EXERCISE DIRECTIONS>
In the listing below, identify each line with the word "jako" and return those lines.
— BEGIN SUPPLIED MATERIAL —
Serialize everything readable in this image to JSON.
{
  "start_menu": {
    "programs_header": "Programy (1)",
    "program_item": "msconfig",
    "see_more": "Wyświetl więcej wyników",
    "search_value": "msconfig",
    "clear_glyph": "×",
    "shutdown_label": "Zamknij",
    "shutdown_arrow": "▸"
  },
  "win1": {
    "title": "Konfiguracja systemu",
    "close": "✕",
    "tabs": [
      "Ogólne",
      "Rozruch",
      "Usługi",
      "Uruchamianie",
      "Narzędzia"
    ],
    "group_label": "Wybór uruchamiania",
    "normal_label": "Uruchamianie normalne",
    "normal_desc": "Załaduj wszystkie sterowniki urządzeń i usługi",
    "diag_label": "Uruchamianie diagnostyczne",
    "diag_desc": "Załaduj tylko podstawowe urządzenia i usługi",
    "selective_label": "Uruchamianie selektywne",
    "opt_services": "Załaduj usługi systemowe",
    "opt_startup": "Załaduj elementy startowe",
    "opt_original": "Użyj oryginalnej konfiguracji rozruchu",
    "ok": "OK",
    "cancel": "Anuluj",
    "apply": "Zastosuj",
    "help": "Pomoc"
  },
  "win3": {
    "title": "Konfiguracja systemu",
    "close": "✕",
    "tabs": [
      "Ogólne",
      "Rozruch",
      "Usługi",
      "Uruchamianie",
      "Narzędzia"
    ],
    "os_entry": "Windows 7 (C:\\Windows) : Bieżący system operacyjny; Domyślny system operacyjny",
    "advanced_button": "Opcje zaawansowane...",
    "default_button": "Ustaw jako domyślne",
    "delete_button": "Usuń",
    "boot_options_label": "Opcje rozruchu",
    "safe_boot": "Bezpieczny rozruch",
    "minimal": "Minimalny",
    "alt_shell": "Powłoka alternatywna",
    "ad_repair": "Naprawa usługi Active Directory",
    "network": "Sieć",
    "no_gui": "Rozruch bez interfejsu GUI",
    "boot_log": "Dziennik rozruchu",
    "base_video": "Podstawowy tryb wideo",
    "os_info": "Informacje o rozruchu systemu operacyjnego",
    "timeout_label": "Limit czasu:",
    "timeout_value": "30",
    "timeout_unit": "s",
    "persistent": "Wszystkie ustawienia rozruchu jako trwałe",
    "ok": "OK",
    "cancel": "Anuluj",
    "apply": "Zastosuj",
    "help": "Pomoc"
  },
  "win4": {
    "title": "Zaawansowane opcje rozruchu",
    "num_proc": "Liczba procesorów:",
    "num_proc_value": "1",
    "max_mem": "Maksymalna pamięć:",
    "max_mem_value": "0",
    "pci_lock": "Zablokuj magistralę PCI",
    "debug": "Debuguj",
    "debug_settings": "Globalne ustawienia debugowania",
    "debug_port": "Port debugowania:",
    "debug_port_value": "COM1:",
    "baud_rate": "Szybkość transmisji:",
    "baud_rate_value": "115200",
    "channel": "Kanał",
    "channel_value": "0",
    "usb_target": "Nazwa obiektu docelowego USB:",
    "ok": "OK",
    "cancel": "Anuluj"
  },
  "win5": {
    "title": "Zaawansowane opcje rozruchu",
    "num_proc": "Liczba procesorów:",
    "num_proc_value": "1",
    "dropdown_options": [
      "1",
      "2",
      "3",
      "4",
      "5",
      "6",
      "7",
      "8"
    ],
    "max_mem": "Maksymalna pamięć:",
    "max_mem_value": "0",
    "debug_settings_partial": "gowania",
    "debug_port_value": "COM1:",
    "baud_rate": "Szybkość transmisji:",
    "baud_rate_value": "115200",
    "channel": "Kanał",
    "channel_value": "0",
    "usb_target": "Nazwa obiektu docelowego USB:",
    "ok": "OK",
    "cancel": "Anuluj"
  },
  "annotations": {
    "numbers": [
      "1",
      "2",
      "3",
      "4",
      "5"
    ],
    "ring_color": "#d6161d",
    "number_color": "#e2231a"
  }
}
— END SUPPLIED MATERIAL —
RIGHT ANSWER>
    "default_button": "Ustaw jako domyślne",
    "persistent": "Wszystkie ustawienia rozruchu jako trwałe",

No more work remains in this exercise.